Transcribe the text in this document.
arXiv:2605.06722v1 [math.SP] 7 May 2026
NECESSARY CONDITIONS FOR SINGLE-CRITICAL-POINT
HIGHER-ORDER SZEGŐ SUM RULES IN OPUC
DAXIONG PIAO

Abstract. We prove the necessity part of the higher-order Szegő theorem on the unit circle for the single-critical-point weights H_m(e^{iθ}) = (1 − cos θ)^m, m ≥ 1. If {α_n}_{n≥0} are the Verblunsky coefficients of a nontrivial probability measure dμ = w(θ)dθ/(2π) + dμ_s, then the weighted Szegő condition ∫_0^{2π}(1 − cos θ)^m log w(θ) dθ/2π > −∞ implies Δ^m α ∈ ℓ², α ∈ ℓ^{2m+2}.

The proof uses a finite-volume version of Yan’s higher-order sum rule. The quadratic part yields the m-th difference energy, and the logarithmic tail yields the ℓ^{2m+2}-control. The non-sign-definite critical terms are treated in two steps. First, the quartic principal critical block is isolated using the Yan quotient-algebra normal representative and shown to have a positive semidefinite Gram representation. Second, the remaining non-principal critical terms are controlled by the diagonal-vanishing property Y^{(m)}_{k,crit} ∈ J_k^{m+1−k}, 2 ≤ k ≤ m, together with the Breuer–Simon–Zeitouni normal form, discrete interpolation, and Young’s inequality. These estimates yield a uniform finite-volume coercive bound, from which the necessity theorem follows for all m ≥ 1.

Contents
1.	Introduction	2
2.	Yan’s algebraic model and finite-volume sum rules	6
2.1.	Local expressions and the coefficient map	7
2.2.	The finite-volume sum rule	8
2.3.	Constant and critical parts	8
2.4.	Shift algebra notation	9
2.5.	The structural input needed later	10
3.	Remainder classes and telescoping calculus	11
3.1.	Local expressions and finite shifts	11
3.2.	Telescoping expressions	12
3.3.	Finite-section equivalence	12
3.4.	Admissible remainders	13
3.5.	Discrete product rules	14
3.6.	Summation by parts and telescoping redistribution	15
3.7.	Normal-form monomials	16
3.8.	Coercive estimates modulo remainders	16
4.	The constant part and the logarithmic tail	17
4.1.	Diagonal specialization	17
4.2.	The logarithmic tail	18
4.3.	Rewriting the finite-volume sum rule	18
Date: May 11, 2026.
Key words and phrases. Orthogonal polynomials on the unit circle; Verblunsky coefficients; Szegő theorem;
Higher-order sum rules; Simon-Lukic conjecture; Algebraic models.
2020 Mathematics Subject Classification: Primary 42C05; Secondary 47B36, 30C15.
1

--------------------------------------------------

_GIVEN TASK_:
Without changing a word, restate the whole listing.

_RESULT_:
Transcribe the text in this document.
arXiv:2605.06722v1 [math.SP] 7 May 2026
NECESSARY CONDITIONS FOR SINGLE-CRITICAL-POINT
HIGHER-ORDER SZEGŐ SUM RULES IN OPUC
DAXIONG PIAO

Abstract. We prove the necessity part of the higher-order Szegő theorem on the unit circle for the single-critical-point weights H_m(e^{iθ}) = (1 − cos θ)^m, m ≥ 1. If {α_n}_{n≥0} are the Verblunsky coefficients of a nontrivial probability measure dμ = w(θ)dθ/(2π) + dμ_s, then the weighted Szegő condition ∫_0^{2π}(1 − cos θ)^m log w(θ) dθ/2π > −∞ implies Δ^m α ∈ ℓ², α ∈ ℓ^{2m+2}.

The proof uses a finite-volume version of Yan’s higher-order sum rule. The quadratic part yields the m-th difference energy, and the logarithmic tail yields the ℓ^{2m+2}-control. The non-sign-definite critical terms are treated in two steps. First, the quartic principal critical block is isolated using the Yan quotient-algebra normal representative and shown to have a positive semidefinite Gram representation. Second, the remaining non-principal critical terms are controlled by the diagonal-vanishing property Y^{(m)}_{k,crit} ∈ J_k^{m+1−k}, 2 ≤ k ≤ m, together with the Breuer–Simon–Zeitouni normal form, discrete interpolation, and Young’s inequality. These estimates yield a uniform finite-volume coercive bound, from which the necessity theorem follows for all m ≥ 1.

Contents
1.	Introduction	2
2.	Yan’s algebraic model and finite-volume sum rules	6
2.1.	Local expressions and the coefficient map	7
2.2.	The finite-volume sum rule	8
2.3.	Constant and critical parts	8
2.4.	Shift algebra notation	9
2.5.	The structural input needed later	10
3.	Remainder classes and telescoping calculus	11
3.1.	Local expressions and finite shifts	11
3.2.	Telescoping expressions	12
3.3.	Finite-section equivalence	12
3.4.	Admissible remainders	13
3.5.	Discrete product rules	14
3.6.	Summation by parts and telescoping redistribution	15
3.7.	Normal-form monomials	16
3.8.	Coercive estimates modulo remainders	16
4.	The constant part and the logarithmic tail	17
4.1.	Diagonal specialization	17
4.2.	The logarithmic tail	18
4.3.	Rewriting the finite-volume sum rule	18
Date: May 11, 2026.
Key words and phrases. Orthogonal polynomials on the unit circle; Verblunsky coefficients; Szegő theorem;
Higher-order sum rules; Simon-Lukic conjecture; Algebraic models.
2020 Mathematics Subject Classification: Primary 42C05; Secondary 47B36, 30C15.
1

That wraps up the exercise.